> **EXERCISE**: All of the data should be repeated exactly; pictures are not part of the copy.

> **RECORD EXTRACTS**:
■ ■ ■ ■ ■

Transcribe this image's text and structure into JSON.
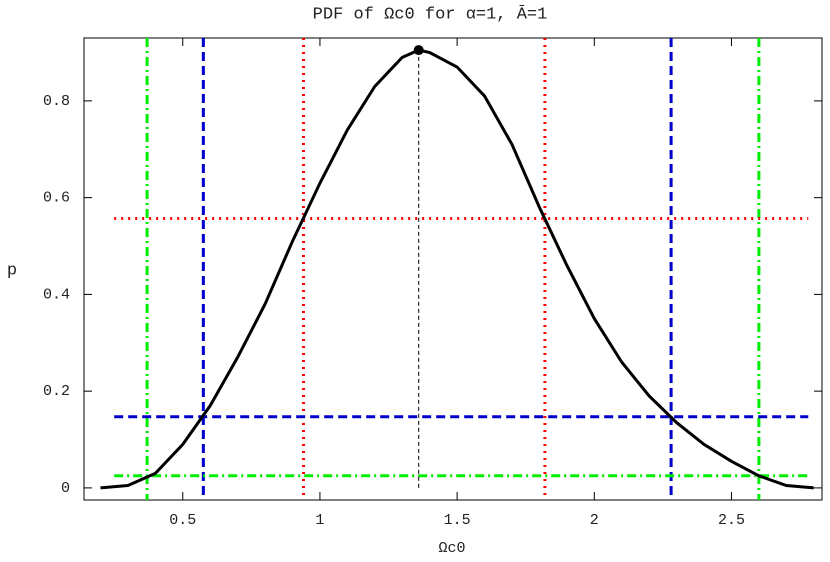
{
  "chart_data": {
    "type": "line",
    "title": "PDF of Ωc0 for α=1, Ā=1",
    "x_label": "Ωc0",
    "y_label": "p",
    "xlim": [
      0.14,
      2.83
    ],
    "ylim": [
      -0.025,
      0.93
    ],
    "xticks": [
      0.5,
      1,
      1.5,
      2,
      2.5
    ],
    "yticks": [
      0,
      0.2,
      0.4,
      0.6,
      0.8
    ],
    "series": [
      {
        "color": "#000000",
        "x": [
          0.2,
          0.3,
          0.4,
          0.5,
          0.6,
          0.7,
          0.8,
          0.9,
          1.0,
          1.1,
          1.2,
          1.3,
          1.36,
          1.4,
          1.5,
          1.6,
          1.7,
          1.8,
          1.9,
          2.0,
          2.1,
          2.2,
          2.3,
          2.4,
          2.5,
          2.6,
          2.7,
          2.8
        ],
        "values": [
          0.0,
          0.005,
          0.03,
          0.09,
          0.17,
          0.27,
          0.38,
          0.51,
          0.63,
          0.74,
          0.83,
          0.89,
          0.905,
          0.9,
          0.87,
          0.81,
          0.71,
          0.58,
          0.46,
          0.35,
          0.26,
          0.19,
          0.135,
          0.09,
          0.055,
          0.025,
          0.005,
          0.0
        ]
      }
    ],
    "peak": {
      "x": 1.36,
      "y": 0.905,
      "color": "#000000"
    },
    "vlines": [
      {
        "x": 0.94,
        "color": "#ff0000",
        "style": "dotted"
      },
      {
        "x": 1.82,
        "color": "#ff0000",
        "style": "dotted"
      },
      {
        "x": 0.575,
        "color": "#0000cc",
        "style": "dashed"
      },
      {
        "x": 2.28,
        "color": "#0000cc",
        "style": "dashed"
      },
      {
        "x": 0.37,
        "color": "#00ee00",
        "style": "dashdot"
      },
      {
        "x": 2.6,
        "color": "#00ee00",
        "style": "dashdot"
      }
    ],
    "hlines": [
      {
        "y": 0.557,
        "x_range": [
          0.25,
          2.78
        ],
        "color": "#ff0000",
        "style": "dotted"
      },
      {
        "y": 0.147,
        "x_range": [
          0.25,
          2.78
        ],
        "color": "#0000cc",
        "style": "dashed"
      },
      {
        "y": 0.025,
        "x_range": [
          0.25,
          2.78
        ],
        "color": "#00ee00",
        "style": "dashdot"
      }
    ]
  }
}
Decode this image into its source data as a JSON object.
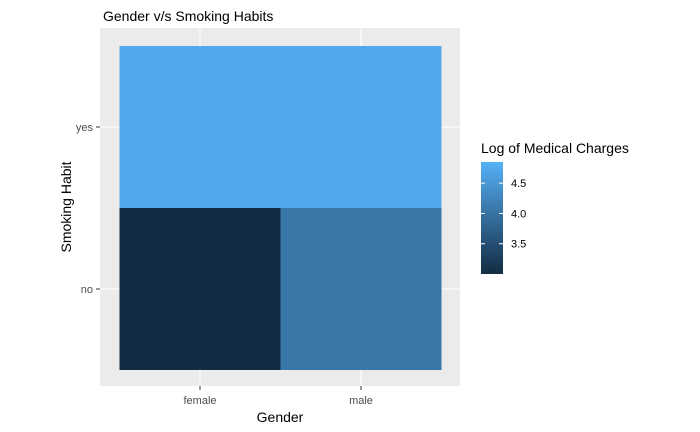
{
  "chart_data": {
    "type": "heatmap",
    "title": "Gender v/s Smoking Habits",
    "xlabel": "Gender",
    "ylabel": "Smoking Habit",
    "x_categories": [
      "female",
      "male"
    ],
    "y_categories": [
      "no",
      "yes"
    ],
    "cells": [
      {
        "x": "female",
        "y": "no",
        "value": 3.0
      },
      {
        "x": "male",
        "y": "no",
        "value": 4.05
      },
      {
        "x": "female",
        "y": "yes",
        "value": 4.72
      },
      {
        "x": "male",
        "y": "yes",
        "value": 4.72
      }
    ],
    "legend": {
      "title": "Log of Medical Charges",
      "ticks": [
        3.5,
        4.0,
        4.5
      ],
      "tick_labels": [
        "3.5",
        "4.0",
        "4.5"
      ],
      "range": [
        3.0,
        4.85
      ],
      "low_color": "#132B43",
      "high_color": "#56B1F7",
      "placement": "right"
    },
    "panel_background": "#ebebeb",
    "grid": true
  }
}
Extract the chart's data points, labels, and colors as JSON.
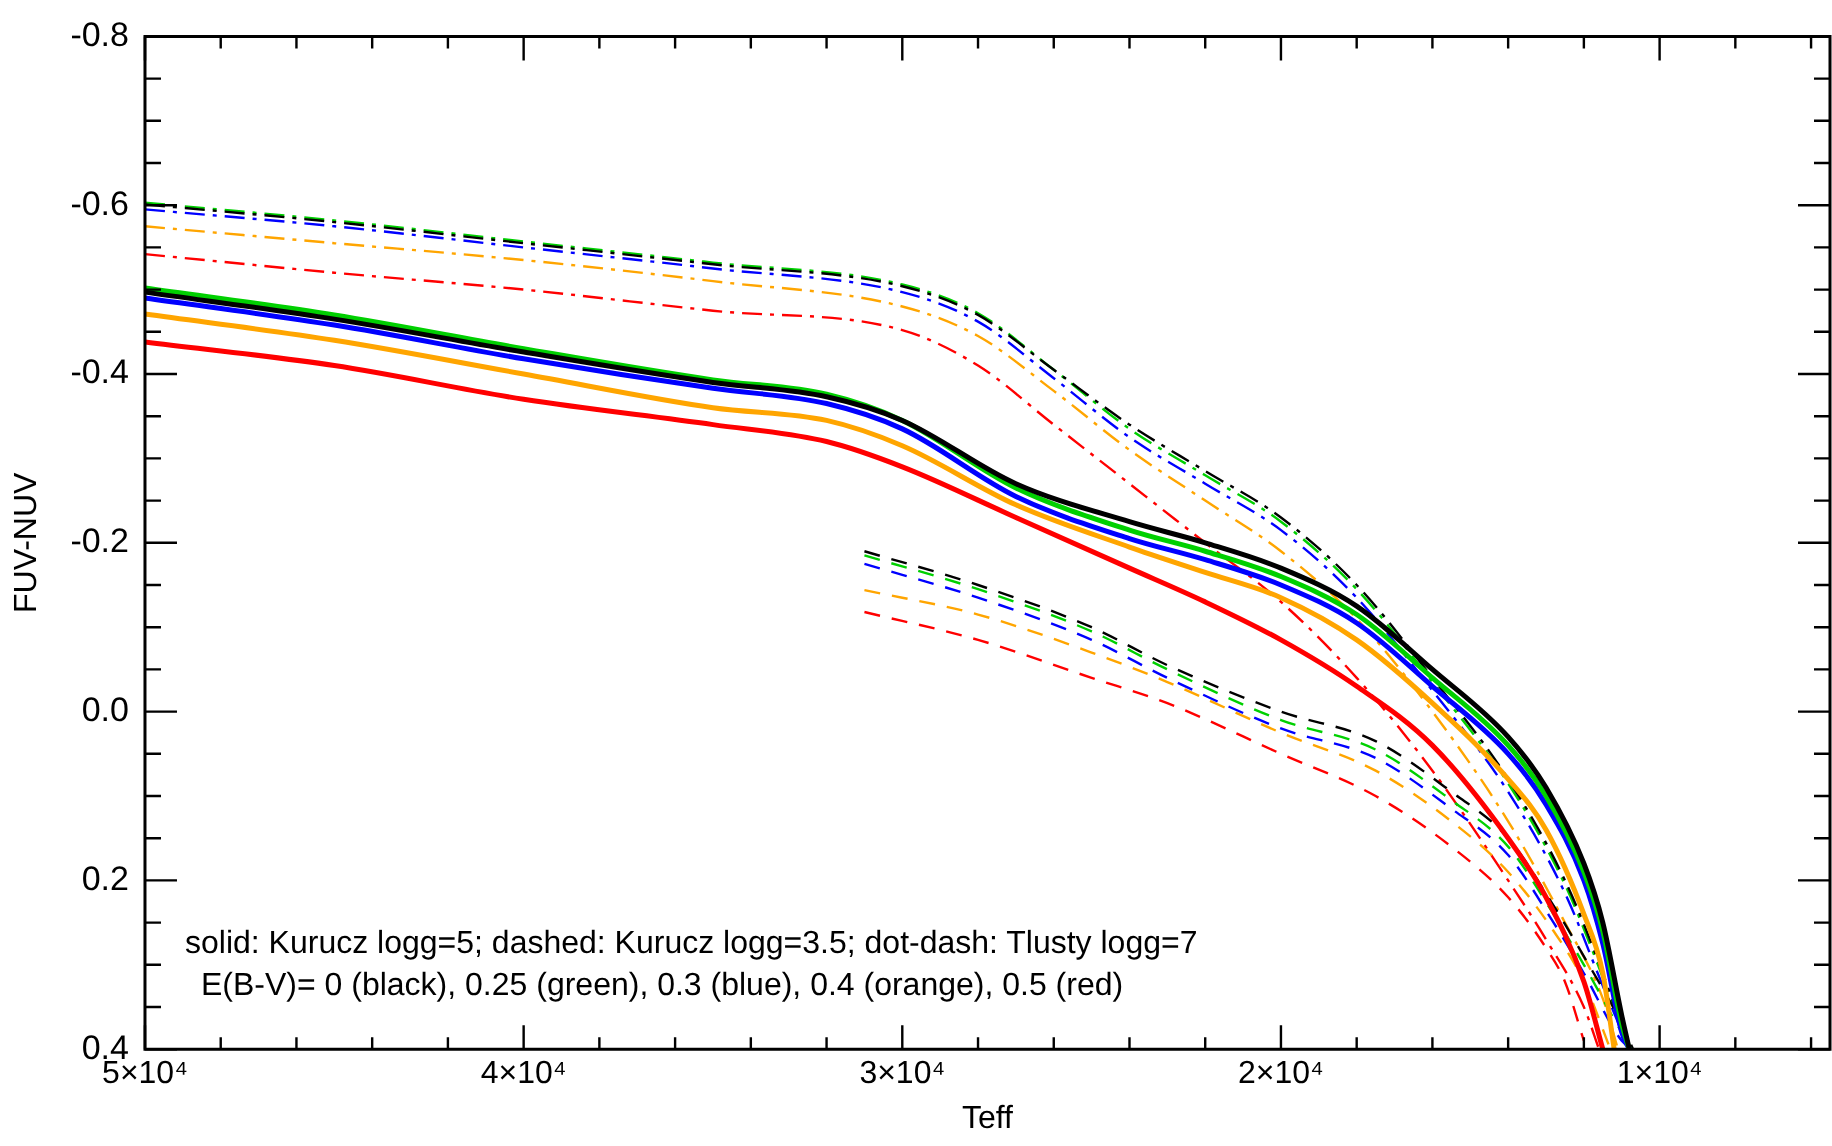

■ ■ ■ ■ ■

> **REPLY TO THE TASK**:
Transcribe this image's text and structure into JSON.
{
  "chart_data": {
    "type": "line",
    "title": "PDF of Ωc0 for α=1, Ā=1",
    "x_label": "Ωc0",
    "y_label": "p",
    "xlim": [
      0.14,
      2.83
    ],
    "ylim": [
      -0.025,
      0.93
    ],
    "xticks": [
      0.5,
      1,
      1.5,
      2,
      2.5
    ],
    "yticks": [
      0,
      0.2,
      0.4,
      0.6,
      0.8
    ],
    "series": [
      {
        "color": "#000000",
        "x": [
          0.2,
          0.3,
          0.4,
          0.5,
          0.6,
          0.7,
          0.8,
          0.9,
          1.0,
          1.1,
          1.2,
          1.3,
          1.36,
          1.4,
          1.5,
          1.6,
          1.7,
          1.8,
          1.9,
          2.0,
          2.1,
          2.2,
          2.3,
          2.4,
          2.5,
          2.6,
          2.7,
          2.8
        ],
        "values": [
          0.0,
          0.005,
          0.03,
          0.09,
          0.17,
          0.27,
          0.38,
          0.51,
          0.63,
          0.74,
          0.83,
          0.89,
          0.905,
          0.9,
          0.87,
          0.81,
          0.71,
          0.58,
          0.46,
          0.35,
          0.26,
          0.19,
          0.135,
          0.09,
          0.055,
          0.025,
          0.005,
          0.0
        ]
      }
    ],
    "peak": {
      "x": 1.36,
      "y": 0.905,
      "color": "#000000"
    },
    "vlines": [
      {
        "x": 0.94,
        "color": "#ff0000",
        "style": "dotted"
      },
      {
        "x": 1.82,
        "color": "#ff0000",
        "style": "dotted"
      },
      {
        "x": 0.575,
        "color": "#0000cc",
        "style": "dashed"
      },
      {
        "x": 2.28,
        "color": "#0000cc",
        "style": "dashed"
      },
      {
        "x": 0.37,
        "color": "#00ee00",
        "style": "dashdot"
      },
      {
        "x": 2.6,
        "color": "#00ee00",
        "style": "dashdot"
      }
    ],
    "hlines": [
      {
        "y": 0.557,
        "x_range": [
          0.25,
          2.78
        ],
        "color": "#ff0000",
        "style": "dotted"
      },
      {
        "y": 0.147,
        "x_range": [
          0.25,
          2.78
        ],
        "color": "#0000cc",
        "style": "dashed"
      },
      {
        "y": 0.025,
        "x_range": [
          0.25,
          2.78
        ],
        "color": "#00ee00",
        "style": "dashdot"
      }
    ]
  }
}
Decode this image into its source data as a JSON object.
{
  "chart_data": {
    "type": "heatmap",
    "title": "Gender v/s Smoking Habits",
    "xlabel": "Gender",
    "ylabel": "Smoking Habit",
    "x_categories": [
      "female",
      "male"
    ],
    "y_categories": [
      "no",
      "yes"
    ],
    "cells": [
      {
        "x": "female",
        "y": "no",
        "value": 3.0
      },
      {
        "x": "male",
        "y": "no",
        "value": 4.05
      },
      {
        "x": "female",
        "y": "yes",
        "value": 4.72
      },
      {
        "x": "male",
        "y": "yes",
        "value": 4.72
      }
    ],
    "legend": {
      "title": "Log of Medical Charges",
      "ticks": [
        3.5,
        4.0,
        4.5
      ],
      "tick_labels": [
        "3.5",
        "4.0",
        "4.5"
      ],
      "range": [
        3.0,
        4.85
      ],
      "low_color": "#132B43",
      "high_color": "#56B1F7",
      "placement": "right"
    },
    "panel_background": "#ebebeb",
    "grid": true
  }
}
Extract the chart's data points, labels, and colors as JSON.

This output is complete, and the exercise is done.